WHAT NEEDS TO BE DONE - Make an exact copy of the records, dropping all pictures.

+++ PROVIDED INFORMATION

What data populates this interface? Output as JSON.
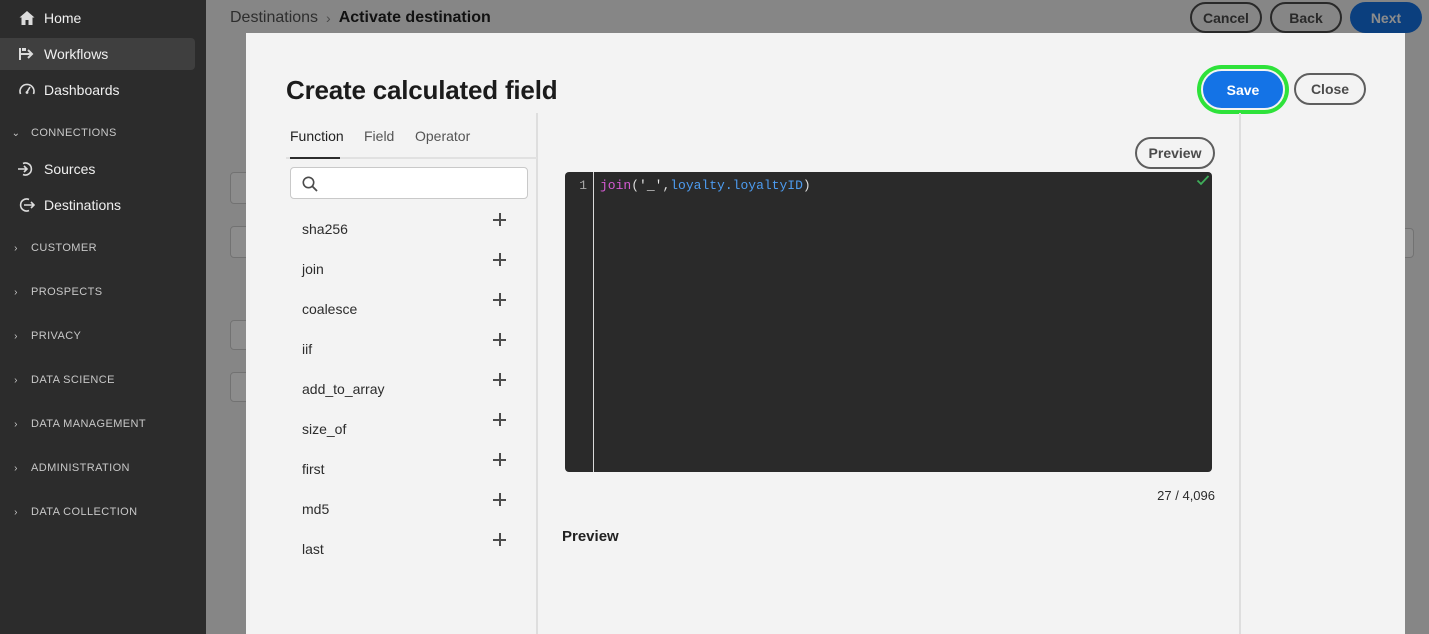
{
  "sidebar": {
    "home": "Home",
    "workflows": "Workflows",
    "dashboards": "Dashboards",
    "connections": "CONNECTIONS",
    "sources": "Sources",
    "destinations": "Destinations",
    "sections": [
      "CUSTOMER",
      "PROSPECTS",
      "PRIVACY",
      "DATA SCIENCE",
      "DATA MANAGEMENT",
      "ADMINISTRATION",
      "DATA COLLECTION"
    ]
  },
  "header": {
    "breadcrumb_parent": "Destinations",
    "breadcrumb_current": "Activate destination",
    "cancel": "Cancel",
    "back": "Back",
    "next": "Next"
  },
  "dialog": {
    "title": "Create calculated field",
    "save": "Save",
    "close": "Close",
    "tabs": [
      "Function",
      "Field",
      "Operator"
    ],
    "search_placeholder": "",
    "functions": [
      "sha256",
      "join",
      "coalesce",
      "iif",
      "add_to_array",
      "size_of",
      "first",
      "md5",
      "last"
    ],
    "preview_button": "Preview",
    "editor": {
      "line_number": "1",
      "code_fn": "join",
      "code_open": "(",
      "code_str": "'_'",
      "code_comma": ",",
      "code_field": "loyalty.loyaltyID",
      "code_close": ")"
    },
    "char_count": "27 / 4,096",
    "preview_label": "Preview"
  },
  "colors": {
    "accent": "#1473e6",
    "highlight": "#2ee23a",
    "sidebar_bg": "#2c2c2c"
  }
}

++++++

RESPONSE TO THE TASK -
What data populates this interface? Output as JSON.
{
  "sidebar": {
    "home": "Home",
    "workflows": "Workflows",
    "dashboards": "Dashboards",
    "connections": "CONNECTIONS",
    "sources": "Sources",
    "destinations": "Destinations",
    "sections": [
      "CUSTOMER",
      "PROSPECTS",
      "PRIVACY",
      "DATA SCIENCE",
      "DATA MANAGEMENT",
      "ADMINISTRATION",
      "DATA COLLECTION"
    ]
  },
  "header": {
    "breadcrumb_parent": "Destinations",
    "breadcrumb_current": "Activate destination",
    "cancel": "Cancel",
    "back": "Back",
    "next": "Next"
  },
  "dialog": {
    "title": "Create calculated field",
    "save": "Save",
    "close": "Close",
    "tabs": [
      "Function",
      "Field",
      "Operator"
    ],
    "search_placeholder": "",
    "functions": [
      "sha256",
      "join",
      "coalesce",
      "iif",
      "add_to_array",
      "size_of",
      "first",
      "md5",
      "last"
    ],
    "preview_button": "Preview",
    "editor": {
      "line_number": "1",
      "code_fn": "join",
      "code_open": "(",
      "code_str": "'_'",
      "code_comma": ",",
      "code_field": "loyalty.loyaltyID",
      "code_close": ")"
    },
    "char_count": "27 / 4,096",
    "preview_label": "Preview"
  },
  "colors": {
    "accent": "#1473e6",
    "highlight": "#2ee23a",
    "sidebar_bg": "#2c2c2c"
  }
}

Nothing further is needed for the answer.